## Begin Records provided
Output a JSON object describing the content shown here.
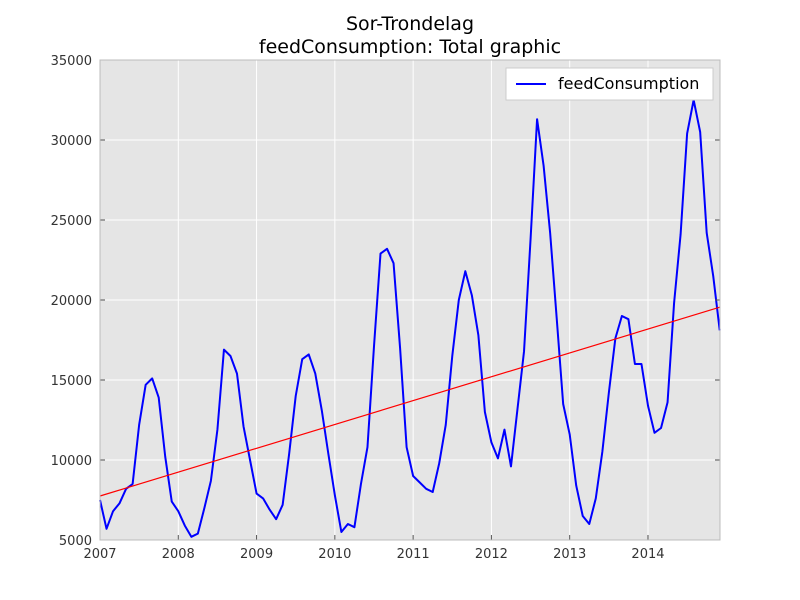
{
  "chart_data": {
    "type": "line",
    "title": "Sor-Trondelag",
    "subtitle": "feedConsumption: Total graphic",
    "xlabel": "",
    "ylabel": "",
    "xlim": [
      2007.0,
      2014.92
    ],
    "ylim": [
      5000,
      35000
    ],
    "x_ticks": [
      2007,
      2008,
      2009,
      2010,
      2011,
      2012,
      2013,
      2014
    ],
    "x_tick_labels": [
      "2007",
      "2008",
      "2009",
      "2010",
      "2011",
      "2012",
      "2013",
      "2014"
    ],
    "y_ticks": [
      5000,
      10000,
      15000,
      20000,
      25000,
      30000,
      35000
    ],
    "y_tick_labels": [
      "5000",
      "10000",
      "15000",
      "20000",
      "25000",
      "30000",
      "35000"
    ],
    "grid": true,
    "background": "#e5e5e5",
    "legend": {
      "placement": "top-right",
      "entries": [
        "feedConsumption"
      ]
    },
    "series": [
      {
        "name": "feedConsumption",
        "color": "#0000ff",
        "x_start": "2007-01",
        "frequency": "monthly",
        "values": [
          7500,
          5700,
          6800,
          7300,
          8200,
          8500,
          12200,
          14700,
          15100,
          13900,
          10200,
          7400,
          6800,
          5900,
          5200,
          5400,
          7000,
          8700,
          11900,
          16900,
          16500,
          15400,
          12100,
          10000,
          7900,
          7600,
          6900,
          6300,
          7200,
          10400,
          14000,
          16300,
          16600,
          15400,
          13100,
          10400,
          7800,
          5500,
          6000,
          5800,
          8500,
          10800,
          17100,
          22900,
          23200,
          22300,
          17000,
          10800,
          9000,
          8600,
          8200,
          8000,
          9800,
          12200,
          16500,
          20000,
          21800,
          20300,
          17800,
          13000,
          11100,
          10100,
          11900,
          9600,
          13200,
          16800,
          23800,
          31300,
          28400,
          24200,
          18900,
          13500,
          11600,
          8400,
          6500,
          6000,
          7600,
          10500,
          14200,
          17600,
          19000,
          18800,
          16000,
          16000,
          13400,
          11700,
          12000,
          13600,
          19800,
          24100,
          30400,
          32500,
          30500,
          24200,
          21500,
          18100
        ]
      },
      {
        "name": "",
        "kind": "trend",
        "color": "#ff0000",
        "x": [
          "2007-01",
          "2014-12"
        ],
        "values": [
          7750,
          19550
        ]
      }
    ]
  }
}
## End Records provided
Directive
Take every line above carrying "feedConsumption" and return it.

Task answer
    "subtitle": "feedConsumption: Total graphic",
        "feedConsumption"
        "name": "feedConsumption",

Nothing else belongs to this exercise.